(Work to do): Write out each line exactly as given. Leave the pictures out of your copy.

(Source data):
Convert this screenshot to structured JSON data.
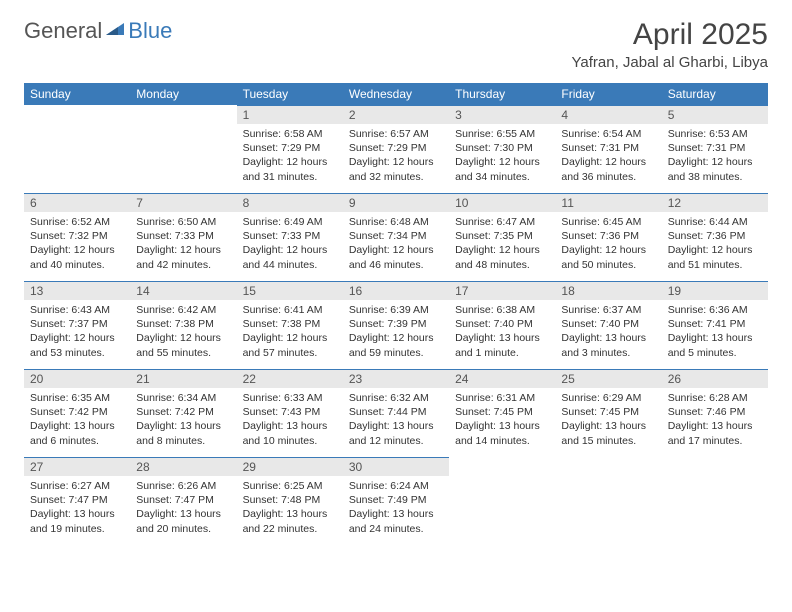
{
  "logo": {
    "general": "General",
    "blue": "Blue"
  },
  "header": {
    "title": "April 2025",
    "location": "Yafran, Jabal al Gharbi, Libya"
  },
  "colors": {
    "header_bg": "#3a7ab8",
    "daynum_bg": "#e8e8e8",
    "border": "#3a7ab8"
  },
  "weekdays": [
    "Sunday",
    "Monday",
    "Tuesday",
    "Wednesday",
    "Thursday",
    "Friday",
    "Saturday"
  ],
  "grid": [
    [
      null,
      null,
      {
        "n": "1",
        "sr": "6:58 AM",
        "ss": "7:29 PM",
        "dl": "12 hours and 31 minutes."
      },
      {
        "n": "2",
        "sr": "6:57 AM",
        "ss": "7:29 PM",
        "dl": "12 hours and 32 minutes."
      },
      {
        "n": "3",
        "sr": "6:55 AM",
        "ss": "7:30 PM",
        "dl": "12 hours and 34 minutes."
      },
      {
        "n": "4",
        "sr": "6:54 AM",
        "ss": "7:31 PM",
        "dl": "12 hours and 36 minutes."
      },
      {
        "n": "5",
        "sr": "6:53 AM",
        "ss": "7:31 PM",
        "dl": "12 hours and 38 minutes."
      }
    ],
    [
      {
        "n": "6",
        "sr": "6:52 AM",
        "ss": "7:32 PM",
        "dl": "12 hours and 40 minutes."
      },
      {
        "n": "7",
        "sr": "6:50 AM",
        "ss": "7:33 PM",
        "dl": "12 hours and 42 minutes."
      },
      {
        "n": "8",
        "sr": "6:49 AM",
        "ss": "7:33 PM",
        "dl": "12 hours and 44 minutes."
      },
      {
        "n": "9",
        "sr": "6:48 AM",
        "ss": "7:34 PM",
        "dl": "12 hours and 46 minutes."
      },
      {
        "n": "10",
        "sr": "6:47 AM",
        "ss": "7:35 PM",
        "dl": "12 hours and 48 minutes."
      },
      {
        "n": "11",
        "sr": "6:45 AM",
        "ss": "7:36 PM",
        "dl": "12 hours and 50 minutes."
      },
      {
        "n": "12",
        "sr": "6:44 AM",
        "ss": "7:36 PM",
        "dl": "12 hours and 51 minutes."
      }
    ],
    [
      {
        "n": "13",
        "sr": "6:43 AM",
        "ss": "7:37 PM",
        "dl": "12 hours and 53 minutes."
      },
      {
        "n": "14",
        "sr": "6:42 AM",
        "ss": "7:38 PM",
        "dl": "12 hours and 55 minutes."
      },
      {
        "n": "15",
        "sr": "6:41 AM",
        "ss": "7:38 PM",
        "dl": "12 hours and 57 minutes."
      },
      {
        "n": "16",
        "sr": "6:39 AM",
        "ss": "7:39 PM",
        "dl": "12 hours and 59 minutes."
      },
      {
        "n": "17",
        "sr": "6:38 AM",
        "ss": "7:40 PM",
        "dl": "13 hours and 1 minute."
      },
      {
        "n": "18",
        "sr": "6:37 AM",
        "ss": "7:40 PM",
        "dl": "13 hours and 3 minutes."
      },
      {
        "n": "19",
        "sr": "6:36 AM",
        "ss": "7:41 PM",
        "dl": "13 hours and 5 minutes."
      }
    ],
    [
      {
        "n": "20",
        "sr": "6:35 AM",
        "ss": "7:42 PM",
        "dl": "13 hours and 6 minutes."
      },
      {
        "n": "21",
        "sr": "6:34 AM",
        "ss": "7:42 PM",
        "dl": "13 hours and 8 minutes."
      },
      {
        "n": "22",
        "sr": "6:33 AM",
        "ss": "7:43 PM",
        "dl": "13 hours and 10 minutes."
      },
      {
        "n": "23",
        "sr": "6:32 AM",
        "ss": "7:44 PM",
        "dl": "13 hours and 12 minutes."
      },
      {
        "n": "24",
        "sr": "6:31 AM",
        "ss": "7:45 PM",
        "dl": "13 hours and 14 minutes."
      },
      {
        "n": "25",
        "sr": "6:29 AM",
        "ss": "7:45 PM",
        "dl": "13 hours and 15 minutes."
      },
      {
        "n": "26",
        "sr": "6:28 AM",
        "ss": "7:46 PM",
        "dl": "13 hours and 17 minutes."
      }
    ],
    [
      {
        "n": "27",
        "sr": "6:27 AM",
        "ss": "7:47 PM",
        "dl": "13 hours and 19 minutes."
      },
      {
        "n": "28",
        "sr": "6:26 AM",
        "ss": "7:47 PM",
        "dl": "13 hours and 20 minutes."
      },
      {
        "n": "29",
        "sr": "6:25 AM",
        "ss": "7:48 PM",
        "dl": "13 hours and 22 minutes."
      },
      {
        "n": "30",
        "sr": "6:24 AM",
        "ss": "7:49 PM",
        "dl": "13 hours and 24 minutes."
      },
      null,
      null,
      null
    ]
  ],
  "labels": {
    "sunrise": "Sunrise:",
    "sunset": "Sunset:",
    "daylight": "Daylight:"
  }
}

(Full response):
Convert this screenshot to structured JSON data.
{
  "logo": {
    "general": "General",
    "blue": "Blue"
  },
  "header": {
    "title": "April 2025",
    "location": "Yafran, Jabal al Gharbi, Libya"
  },
  "colors": {
    "header_bg": "#3a7ab8",
    "daynum_bg": "#e8e8e8",
    "border": "#3a7ab8"
  },
  "weekdays": [
    "Sunday",
    "Monday",
    "Tuesday",
    "Wednesday",
    "Thursday",
    "Friday",
    "Saturday"
  ],
  "grid": [
    [
      null,
      null,
      {
        "n": "1",
        "sr": "6:58 AM",
        "ss": "7:29 PM",
        "dl": "12 hours and 31 minutes."
      },
      {
        "n": "2",
        "sr": "6:57 AM",
        "ss": "7:29 PM",
        "dl": "12 hours and 32 minutes."
      },
      {
        "n": "3",
        "sr": "6:55 AM",
        "ss": "7:30 PM",
        "dl": "12 hours and 34 minutes."
      },
      {
        "n": "4",
        "sr": "6:54 AM",
        "ss": "7:31 PM",
        "dl": "12 hours and 36 minutes."
      },
      {
        "n": "5",
        "sr": "6:53 AM",
        "ss": "7:31 PM",
        "dl": "12 hours and 38 minutes."
      }
    ],
    [
      {
        "n": "6",
        "sr": "6:52 AM",
        "ss": "7:32 PM",
        "dl": "12 hours and 40 minutes."
      },
      {
        "n": "7",
        "sr": "6:50 AM",
        "ss": "7:33 PM",
        "dl": "12 hours and 42 minutes."
      },
      {
        "n": "8",
        "sr": "6:49 AM",
        "ss": "7:33 PM",
        "dl": "12 hours and 44 minutes."
      },
      {
        "n": "9",
        "sr": "6:48 AM",
        "ss": "7:34 PM",
        "dl": "12 hours and 46 minutes."
      },
      {
        "n": "10",
        "sr": "6:47 AM",
        "ss": "7:35 PM",
        "dl": "12 hours and 48 minutes."
      },
      {
        "n": "11",
        "sr": "6:45 AM",
        "ss": "7:36 PM",
        "dl": "12 hours and 50 minutes."
      },
      {
        "n": "12",
        "sr": "6:44 AM",
        "ss": "7:36 PM",
        "dl": "12 hours and 51 minutes."
      }
    ],
    [
      {
        "n": "13",
        "sr": "6:43 AM",
        "ss": "7:37 PM",
        "dl": "12 hours and 53 minutes."
      },
      {
        "n": "14",
        "sr": "6:42 AM",
        "ss": "7:38 PM",
        "dl": "12 hours and 55 minutes."
      },
      {
        "n": "15",
        "sr": "6:41 AM",
        "ss": "7:38 PM",
        "dl": "12 hours and 57 minutes."
      },
      {
        "n": "16",
        "sr": "6:39 AM",
        "ss": "7:39 PM",
        "dl": "12 hours and 59 minutes."
      },
      {
        "n": "17",
        "sr": "6:38 AM",
        "ss": "7:40 PM",
        "dl": "13 hours and 1 minute."
      },
      {
        "n": "18",
        "sr": "6:37 AM",
        "ss": "7:40 PM",
        "dl": "13 hours and 3 minutes."
      },
      {
        "n": "19",
        "sr": "6:36 AM",
        "ss": "7:41 PM",
        "dl": "13 hours and 5 minutes."
      }
    ],
    [
      {
        "n": "20",
        "sr": "6:35 AM",
        "ss": "7:42 PM",
        "dl": "13 hours and 6 minutes."
      },
      {
        "n": "21",
        "sr": "6:34 AM",
        "ss": "7:42 PM",
        "dl": "13 hours and 8 minutes."
      },
      {
        "n": "22",
        "sr": "6:33 AM",
        "ss": "7:43 PM",
        "dl": "13 hours and 10 minutes."
      },
      {
        "n": "23",
        "sr": "6:32 AM",
        "ss": "7:44 PM",
        "dl": "13 hours and 12 minutes."
      },
      {
        "n": "24",
        "sr": "6:31 AM",
        "ss": "7:45 PM",
        "dl": "13 hours and 14 minutes."
      },
      {
        "n": "25",
        "sr": "6:29 AM",
        "ss": "7:45 PM",
        "dl": "13 hours and 15 minutes."
      },
      {
        "n": "26",
        "sr": "6:28 AM",
        "ss": "7:46 PM",
        "dl": "13 hours and 17 minutes."
      }
    ],
    [
      {
        "n": "27",
        "sr": "6:27 AM",
        "ss": "7:47 PM",
        "dl": "13 hours and 19 minutes."
      },
      {
        "n": "28",
        "sr": "6:26 AM",
        "ss": "7:47 PM",
        "dl": "13 hours and 20 minutes."
      },
      {
        "n": "29",
        "sr": "6:25 AM",
        "ss": "7:48 PM",
        "dl": "13 hours and 22 minutes."
      },
      {
        "n": "30",
        "sr": "6:24 AM",
        "ss": "7:49 PM",
        "dl": "13 hours and 24 minutes."
      },
      null,
      null,
      null
    ]
  ],
  "labels": {
    "sunrise": "Sunrise:",
    "sunset": "Sunset:",
    "daylight": "Daylight:"
  }
}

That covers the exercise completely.